(Stored records)
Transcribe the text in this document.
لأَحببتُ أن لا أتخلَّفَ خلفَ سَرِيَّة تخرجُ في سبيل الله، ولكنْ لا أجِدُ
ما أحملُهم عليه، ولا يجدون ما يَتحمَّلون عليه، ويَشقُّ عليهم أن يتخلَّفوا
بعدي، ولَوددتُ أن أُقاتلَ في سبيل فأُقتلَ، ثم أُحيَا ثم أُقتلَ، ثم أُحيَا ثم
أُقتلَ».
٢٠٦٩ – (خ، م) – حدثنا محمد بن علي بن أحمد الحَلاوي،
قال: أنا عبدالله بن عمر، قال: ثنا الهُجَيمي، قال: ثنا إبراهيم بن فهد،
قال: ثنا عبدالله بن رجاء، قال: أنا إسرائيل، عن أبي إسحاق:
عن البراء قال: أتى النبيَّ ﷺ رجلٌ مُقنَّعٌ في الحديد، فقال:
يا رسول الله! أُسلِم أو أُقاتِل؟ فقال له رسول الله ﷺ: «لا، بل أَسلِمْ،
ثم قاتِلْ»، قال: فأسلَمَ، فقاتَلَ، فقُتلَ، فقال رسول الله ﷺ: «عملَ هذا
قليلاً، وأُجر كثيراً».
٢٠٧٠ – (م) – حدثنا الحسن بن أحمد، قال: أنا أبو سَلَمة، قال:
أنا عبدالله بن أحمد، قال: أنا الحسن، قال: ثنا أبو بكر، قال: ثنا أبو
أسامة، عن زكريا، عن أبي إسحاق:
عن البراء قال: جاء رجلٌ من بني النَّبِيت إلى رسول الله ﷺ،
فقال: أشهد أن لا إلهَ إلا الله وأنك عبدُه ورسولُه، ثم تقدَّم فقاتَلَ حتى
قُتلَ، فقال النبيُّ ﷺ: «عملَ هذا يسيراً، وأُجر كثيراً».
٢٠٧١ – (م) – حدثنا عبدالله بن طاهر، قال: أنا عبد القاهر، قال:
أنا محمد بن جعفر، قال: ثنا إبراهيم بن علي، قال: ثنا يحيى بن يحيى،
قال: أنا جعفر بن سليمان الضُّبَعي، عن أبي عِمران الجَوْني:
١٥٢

- _WORK REQUIRED_
What is the number of lines in the listing above that contain the string "فقال"? Give only the number.

- _SOLUTION_
5